## Stored dataset items
[Begin]

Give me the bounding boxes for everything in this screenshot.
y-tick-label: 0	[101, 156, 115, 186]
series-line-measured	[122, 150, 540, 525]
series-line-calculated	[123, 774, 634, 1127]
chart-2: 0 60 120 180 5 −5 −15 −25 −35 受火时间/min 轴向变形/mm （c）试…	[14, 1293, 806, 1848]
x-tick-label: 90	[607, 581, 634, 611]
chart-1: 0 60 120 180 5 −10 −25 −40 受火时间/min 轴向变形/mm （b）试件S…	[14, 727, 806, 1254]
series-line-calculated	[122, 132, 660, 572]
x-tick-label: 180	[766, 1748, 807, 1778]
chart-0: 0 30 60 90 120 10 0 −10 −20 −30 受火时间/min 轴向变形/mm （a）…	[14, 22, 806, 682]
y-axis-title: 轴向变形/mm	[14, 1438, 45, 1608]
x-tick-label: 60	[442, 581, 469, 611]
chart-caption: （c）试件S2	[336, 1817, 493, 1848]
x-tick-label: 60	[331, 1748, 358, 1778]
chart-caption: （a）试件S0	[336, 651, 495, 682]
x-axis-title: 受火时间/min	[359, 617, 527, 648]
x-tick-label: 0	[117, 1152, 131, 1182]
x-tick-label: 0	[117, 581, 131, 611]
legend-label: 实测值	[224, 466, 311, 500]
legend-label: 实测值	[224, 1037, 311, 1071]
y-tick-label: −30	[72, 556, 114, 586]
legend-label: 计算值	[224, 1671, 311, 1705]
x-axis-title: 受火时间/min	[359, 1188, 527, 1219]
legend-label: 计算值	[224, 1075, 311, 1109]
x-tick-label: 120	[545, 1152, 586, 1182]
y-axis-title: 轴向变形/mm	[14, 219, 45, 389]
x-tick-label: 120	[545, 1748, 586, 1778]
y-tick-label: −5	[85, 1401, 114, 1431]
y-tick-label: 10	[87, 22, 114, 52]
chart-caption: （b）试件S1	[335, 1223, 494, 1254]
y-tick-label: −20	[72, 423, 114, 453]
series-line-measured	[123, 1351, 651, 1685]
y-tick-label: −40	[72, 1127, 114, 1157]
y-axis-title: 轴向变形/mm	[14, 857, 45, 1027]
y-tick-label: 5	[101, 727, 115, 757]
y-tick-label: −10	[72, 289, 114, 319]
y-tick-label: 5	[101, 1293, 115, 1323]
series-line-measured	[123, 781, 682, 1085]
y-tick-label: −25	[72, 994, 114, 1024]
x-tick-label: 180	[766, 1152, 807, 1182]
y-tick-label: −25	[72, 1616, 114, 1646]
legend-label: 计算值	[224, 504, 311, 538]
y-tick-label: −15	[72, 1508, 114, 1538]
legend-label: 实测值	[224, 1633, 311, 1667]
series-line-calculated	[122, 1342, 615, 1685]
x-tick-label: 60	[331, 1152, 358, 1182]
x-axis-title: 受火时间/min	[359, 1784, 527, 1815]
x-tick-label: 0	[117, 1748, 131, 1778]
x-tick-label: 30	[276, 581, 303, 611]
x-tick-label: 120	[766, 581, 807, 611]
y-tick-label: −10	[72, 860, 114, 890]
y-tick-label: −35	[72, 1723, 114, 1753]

[End]

## Exercise brief
Reproduce all the rows above, changing "series-line-measured" to "series-line-observed" wherever it appears and leaving everything else as it is.

## Written response
Give me the bounding boxes for everything in this screenshot.
y-tick-label: 0	[101, 156, 115, 186]
series-line-observed	[122, 150, 540, 525]
series-line-calculated	[123, 774, 634, 1127]
chart-2: 0 60 120 180 5 −5 −15 −25 −35 受火时间/min 轴向变形/mm （c）试…	[14, 1293, 806, 1848]
x-tick-label: 90	[607, 581, 634, 611]
chart-1: 0 60 120 180 5 −10 −25 −40 受火时间/min 轴向变形/mm （b）试件S…	[14, 727, 806, 1254]
series-line-calculated	[122, 132, 660, 572]
x-tick-label: 180	[766, 1748, 807, 1778]
chart-0: 0 30 60 90 120 10 0 −10 −20 −30 受火时间/min 轴向变形/mm （a）…	[14, 22, 806, 682]
y-axis-title: 轴向变形/mm	[14, 1438, 45, 1608]
x-tick-label: 60	[442, 581, 469, 611]
chart-caption: （c）试件S2	[336, 1817, 493, 1848]
x-tick-label: 60	[331, 1748, 358, 1778]
chart-caption: （a）试件S0	[336, 651, 495, 682]
x-axis-title: 受火时间/min	[359, 617, 527, 648]
x-tick-label: 0	[117, 1152, 131, 1182]
x-tick-label: 0	[117, 581, 131, 611]
legend-label: 实测值	[224, 466, 311, 500]
legend-label: 实测值	[224, 1037, 311, 1071]
y-tick-label: −30	[72, 556, 114, 586]
legend-label: 计算值	[224, 1671, 311, 1705]
x-axis-title: 受火时间/min	[359, 1188, 527, 1219]
legend-label: 计算值	[224, 1075, 311, 1109]
x-tick-label: 120	[545, 1152, 586, 1182]
y-axis-title: 轴向变形/mm	[14, 219, 45, 389]
x-tick-label: 120	[545, 1748, 586, 1778]
y-tick-label: −5	[85, 1401, 114, 1431]
y-tick-label: 10	[87, 22, 114, 52]
chart-caption: （b）试件S1	[335, 1223, 494, 1254]
y-tick-label: −20	[72, 423, 114, 453]
series-line-observed	[123, 1351, 651, 1685]
y-tick-label: −40	[72, 1127, 114, 1157]
y-axis-title: 轴向变形/mm	[14, 857, 45, 1027]
y-tick-label: 5	[101, 727, 115, 757]
y-tick-label: −10	[72, 289, 114, 319]
y-tick-label: 5	[101, 1293, 115, 1323]
series-line-observed	[123, 781, 682, 1085]
y-tick-label: −25	[72, 994, 114, 1024]
x-tick-label: 180	[766, 1152, 807, 1182]
y-tick-label: −25	[72, 1616, 114, 1646]
legend-label: 计算值	[224, 504, 311, 538]
y-tick-label: −15	[72, 1508, 114, 1538]
legend-label: 实测值	[224, 1633, 311, 1667]
series-line-calculated	[122, 1342, 615, 1685]
x-tick-label: 60	[331, 1152, 358, 1182]
x-axis-title: 受火时间/min	[359, 1784, 527, 1815]
x-tick-label: 0	[117, 1748, 131, 1778]
x-tick-label: 30	[276, 581, 303, 611]
x-tick-label: 120	[766, 581, 807, 611]
y-tick-label: −10	[72, 860, 114, 890]
y-tick-label: −35	[72, 1723, 114, 1753]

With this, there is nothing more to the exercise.